Problem requirements: Set down the records once more, please, exactly and with the pictures left out.

(Data tied to figure images)
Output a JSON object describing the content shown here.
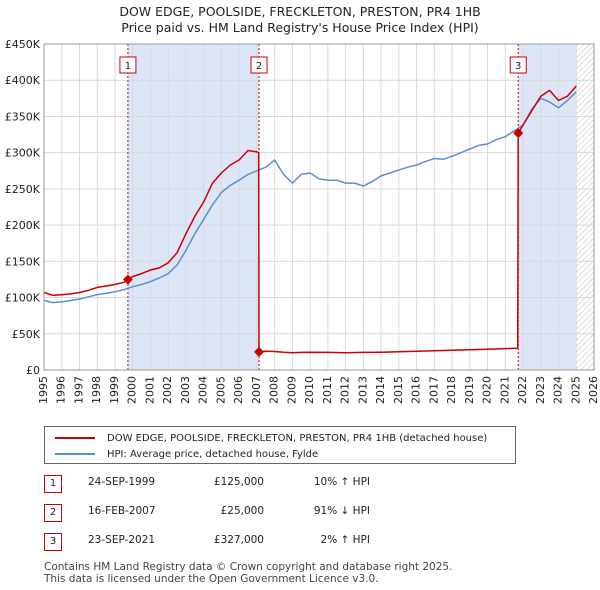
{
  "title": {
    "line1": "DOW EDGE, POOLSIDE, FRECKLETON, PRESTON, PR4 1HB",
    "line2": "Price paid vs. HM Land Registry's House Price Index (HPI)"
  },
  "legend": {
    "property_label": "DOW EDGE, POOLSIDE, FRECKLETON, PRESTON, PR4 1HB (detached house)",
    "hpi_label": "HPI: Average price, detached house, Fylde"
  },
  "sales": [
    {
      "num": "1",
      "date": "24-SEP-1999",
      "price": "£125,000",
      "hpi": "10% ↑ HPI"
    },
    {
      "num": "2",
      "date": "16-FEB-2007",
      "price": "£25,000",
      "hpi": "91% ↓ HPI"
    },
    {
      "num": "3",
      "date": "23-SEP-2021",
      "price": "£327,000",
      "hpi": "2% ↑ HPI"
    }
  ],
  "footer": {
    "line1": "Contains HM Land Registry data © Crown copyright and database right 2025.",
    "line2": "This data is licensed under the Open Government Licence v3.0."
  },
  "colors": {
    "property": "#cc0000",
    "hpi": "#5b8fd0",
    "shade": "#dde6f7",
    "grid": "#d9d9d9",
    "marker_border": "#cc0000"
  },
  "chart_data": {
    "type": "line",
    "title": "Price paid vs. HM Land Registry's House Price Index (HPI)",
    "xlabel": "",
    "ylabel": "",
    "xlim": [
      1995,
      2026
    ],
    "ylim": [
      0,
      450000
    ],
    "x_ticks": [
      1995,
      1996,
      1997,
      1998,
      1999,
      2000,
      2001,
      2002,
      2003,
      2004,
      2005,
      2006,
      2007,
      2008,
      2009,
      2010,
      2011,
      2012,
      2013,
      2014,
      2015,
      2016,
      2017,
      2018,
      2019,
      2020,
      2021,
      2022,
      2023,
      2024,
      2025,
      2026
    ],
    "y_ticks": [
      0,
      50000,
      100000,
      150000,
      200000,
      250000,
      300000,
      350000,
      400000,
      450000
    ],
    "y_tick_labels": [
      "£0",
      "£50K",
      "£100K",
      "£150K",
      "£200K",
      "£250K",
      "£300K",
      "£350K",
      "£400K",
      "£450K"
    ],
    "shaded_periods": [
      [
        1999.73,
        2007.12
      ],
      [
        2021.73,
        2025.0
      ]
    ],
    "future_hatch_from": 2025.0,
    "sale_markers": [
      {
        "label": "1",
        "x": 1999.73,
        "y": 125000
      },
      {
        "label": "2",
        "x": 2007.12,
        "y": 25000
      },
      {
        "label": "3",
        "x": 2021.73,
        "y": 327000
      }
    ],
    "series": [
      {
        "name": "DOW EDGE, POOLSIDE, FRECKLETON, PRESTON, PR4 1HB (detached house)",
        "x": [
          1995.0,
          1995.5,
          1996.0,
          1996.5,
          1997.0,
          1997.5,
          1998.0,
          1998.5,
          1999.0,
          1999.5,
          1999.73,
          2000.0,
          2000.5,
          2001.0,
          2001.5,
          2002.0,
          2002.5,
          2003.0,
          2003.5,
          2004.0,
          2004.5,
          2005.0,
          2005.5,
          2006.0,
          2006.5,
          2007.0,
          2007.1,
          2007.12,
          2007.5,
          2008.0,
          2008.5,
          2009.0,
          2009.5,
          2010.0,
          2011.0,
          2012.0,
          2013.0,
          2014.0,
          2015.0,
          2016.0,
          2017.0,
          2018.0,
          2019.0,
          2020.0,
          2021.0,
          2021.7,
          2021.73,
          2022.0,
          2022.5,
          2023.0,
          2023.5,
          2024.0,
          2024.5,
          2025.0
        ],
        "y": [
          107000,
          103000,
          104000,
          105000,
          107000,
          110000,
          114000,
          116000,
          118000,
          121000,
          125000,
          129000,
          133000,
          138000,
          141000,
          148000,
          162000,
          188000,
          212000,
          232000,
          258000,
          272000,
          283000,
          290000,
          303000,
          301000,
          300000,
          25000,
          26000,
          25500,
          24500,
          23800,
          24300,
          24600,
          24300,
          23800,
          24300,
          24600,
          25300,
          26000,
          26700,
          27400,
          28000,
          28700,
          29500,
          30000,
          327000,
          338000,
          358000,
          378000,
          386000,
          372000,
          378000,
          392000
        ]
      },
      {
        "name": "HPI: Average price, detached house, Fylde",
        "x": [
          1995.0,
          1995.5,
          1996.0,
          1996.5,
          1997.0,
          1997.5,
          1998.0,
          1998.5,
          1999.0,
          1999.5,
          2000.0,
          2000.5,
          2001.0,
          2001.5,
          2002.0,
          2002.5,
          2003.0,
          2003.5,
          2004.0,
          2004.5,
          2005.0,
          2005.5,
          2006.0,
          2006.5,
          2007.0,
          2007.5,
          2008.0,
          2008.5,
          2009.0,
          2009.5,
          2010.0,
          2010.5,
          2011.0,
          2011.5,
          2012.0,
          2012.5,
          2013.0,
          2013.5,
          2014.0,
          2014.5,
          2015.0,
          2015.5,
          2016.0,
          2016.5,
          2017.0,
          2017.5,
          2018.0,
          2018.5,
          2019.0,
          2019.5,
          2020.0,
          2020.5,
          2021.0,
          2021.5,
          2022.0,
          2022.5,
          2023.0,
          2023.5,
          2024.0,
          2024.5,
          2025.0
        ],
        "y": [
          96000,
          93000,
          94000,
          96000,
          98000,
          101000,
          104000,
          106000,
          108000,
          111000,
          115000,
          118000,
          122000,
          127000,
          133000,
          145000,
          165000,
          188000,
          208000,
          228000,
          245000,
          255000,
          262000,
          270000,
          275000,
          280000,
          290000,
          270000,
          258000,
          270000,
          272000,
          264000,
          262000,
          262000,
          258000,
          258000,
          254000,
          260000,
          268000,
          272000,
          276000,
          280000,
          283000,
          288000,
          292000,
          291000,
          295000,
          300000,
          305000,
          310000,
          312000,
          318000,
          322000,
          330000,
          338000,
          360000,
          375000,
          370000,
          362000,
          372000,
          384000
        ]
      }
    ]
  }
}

Solution to the exercise:
Output a JSON object describing the content shown here.
{
  "title": {
    "line1": "DOW EDGE, POOLSIDE, FRECKLETON, PRESTON, PR4 1HB",
    "line2": "Price paid vs. HM Land Registry's House Price Index (HPI)"
  },
  "legend": {
    "property_label": "DOW EDGE, POOLSIDE, FRECKLETON, PRESTON, PR4 1HB (detached house)",
    "hpi_label": "HPI: Average price, detached house, Fylde"
  },
  "sales": [
    {
      "num": "1",
      "date": "24-SEP-1999",
      "price": "£125,000",
      "hpi": "10% ↑ HPI"
    },
    {
      "num": "2",
      "date": "16-FEB-2007",
      "price": "£25,000",
      "hpi": "91% ↓ HPI"
    },
    {
      "num": "3",
      "date": "23-SEP-2021",
      "price": "£327,000",
      "hpi": "2% ↑ HPI"
    }
  ],
  "footer": {
    "line1": "Contains HM Land Registry data © Crown copyright and database right 2025.",
    "line2": "This data is licensed under the Open Government Licence v3.0."
  },
  "colors": {
    "property": "#cc0000",
    "hpi": "#5b8fd0",
    "shade": "#dde6f7",
    "grid": "#d9d9d9",
    "marker_border": "#cc0000"
  },
  "chart_data": {
    "type": "line",
    "title": "Price paid vs. HM Land Registry's House Price Index (HPI)",
    "xlabel": "",
    "ylabel": "",
    "xlim": [
      1995,
      2026
    ],
    "ylim": [
      0,
      450000
    ],
    "x_ticks": [
      1995,
      1996,
      1997,
      1998,
      1999,
      2000,
      2001,
      2002,
      2003,
      2004,
      2005,
      2006,
      2007,
      2008,
      2009,
      2010,
      2011,
      2012,
      2013,
      2014,
      2015,
      2016,
      2017,
      2018,
      2019,
      2020,
      2021,
      2022,
      2023,
      2024,
      2025,
      2026
    ],
    "y_ticks": [
      0,
      50000,
      100000,
      150000,
      200000,
      250000,
      300000,
      350000,
      400000,
      450000
    ],
    "y_tick_labels": [
      "£0",
      "£50K",
      "£100K",
      "£150K",
      "£200K",
      "£250K",
      "£300K",
      "£350K",
      "£400K",
      "£450K"
    ],
    "shaded_periods": [
      [
        1999.73,
        2007.12
      ],
      [
        2021.73,
        2025.0
      ]
    ],
    "future_hatch_from": 2025.0,
    "sale_markers": [
      {
        "label": "1",
        "x": 1999.73,
        "y": 125000
      },
      {
        "label": "2",
        "x": 2007.12,
        "y": 25000
      },
      {
        "label": "3",
        "x": 2021.73,
        "y": 327000
      }
    ],
    "series": [
      {
        "name": "DOW EDGE, POOLSIDE, FRECKLETON, PRESTON, PR4 1HB (detached house)",
        "x": [
          1995.0,
          1995.5,
          1996.0,
          1996.5,
          1997.0,
          1997.5,
          1998.0,
          1998.5,
          1999.0,
          1999.5,
          1999.73,
          2000.0,
          2000.5,
          2001.0,
          2001.5,
          2002.0,
          2002.5,
          2003.0,
          2003.5,
          2004.0,
          2004.5,
          2005.0,
          2005.5,
          2006.0,
          2006.5,
          2007.0,
          2007.1,
          2007.12,
          2007.5,
          2008.0,
          2008.5,
          2009.0,
          2009.5,
          2010.0,
          2011.0,
          2012.0,
          2013.0,
          2014.0,
          2015.0,
          2016.0,
          2017.0,
          2018.0,
          2019.0,
          2020.0,
          2021.0,
          2021.7,
          2021.73,
          2022.0,
          2022.5,
          2023.0,
          2023.5,
          2024.0,
          2024.5,
          2025.0
        ],
        "y": [
          107000,
          103000,
          104000,
          105000,
          107000,
          110000,
          114000,
          116000,
          118000,
          121000,
          125000,
          129000,
          133000,
          138000,
          141000,
          148000,
          162000,
          188000,
          212000,
          232000,
          258000,
          272000,
          283000,
          290000,
          303000,
          301000,
          300000,
          25000,
          26000,
          25500,
          24500,
          23800,
          24300,
          24600,
          24300,
          23800,
          24300,
          24600,
          25300,
          26000,
          26700,
          27400,
          28000,
          28700,
          29500,
          30000,
          327000,
          338000,
          358000,
          378000,
          386000,
          372000,
          378000,
          392000
        ]
      },
      {
        "name": "HPI: Average price, detached house, Fylde",
        "x": [
          1995.0,
          1995.5,
          1996.0,
          1996.5,
          1997.0,
          1997.5,
          1998.0,
          1998.5,
          1999.0,
          1999.5,
          2000.0,
          2000.5,
          2001.0,
          2001.5,
          2002.0,
          2002.5,
          2003.0,
          2003.5,
          2004.0,
          2004.5,
          2005.0,
          2005.5,
          2006.0,
          2006.5,
          2007.0,
          2007.5,
          2008.0,
          2008.5,
          2009.0,
          2009.5,
          2010.0,
          2010.5,
          2011.0,
          2011.5,
          2012.0,
          2012.5,
          2013.0,
          2013.5,
          2014.0,
          2014.5,
          2015.0,
          2015.5,
          2016.0,
          2016.5,
          2017.0,
          2017.5,
          2018.0,
          2018.5,
          2019.0,
          2019.5,
          2020.0,
          2020.5,
          2021.0,
          2021.5,
          2022.0,
          2022.5,
          2023.0,
          2023.5,
          2024.0,
          2024.5,
          2025.0
        ],
        "y": [
          96000,
          93000,
          94000,
          96000,
          98000,
          101000,
          104000,
          106000,
          108000,
          111000,
          115000,
          118000,
          122000,
          127000,
          133000,
          145000,
          165000,
          188000,
          208000,
          228000,
          245000,
          255000,
          262000,
          270000,
          275000,
          280000,
          290000,
          270000,
          258000,
          270000,
          272000,
          264000,
          262000,
          262000,
          258000,
          258000,
          254000,
          260000,
          268000,
          272000,
          276000,
          280000,
          283000,
          288000,
          292000,
          291000,
          295000,
          300000,
          305000,
          310000,
          312000,
          318000,
          322000,
          330000,
          338000,
          360000,
          375000,
          370000,
          362000,
          372000,
          384000
        ]
      }
    ]
  }
}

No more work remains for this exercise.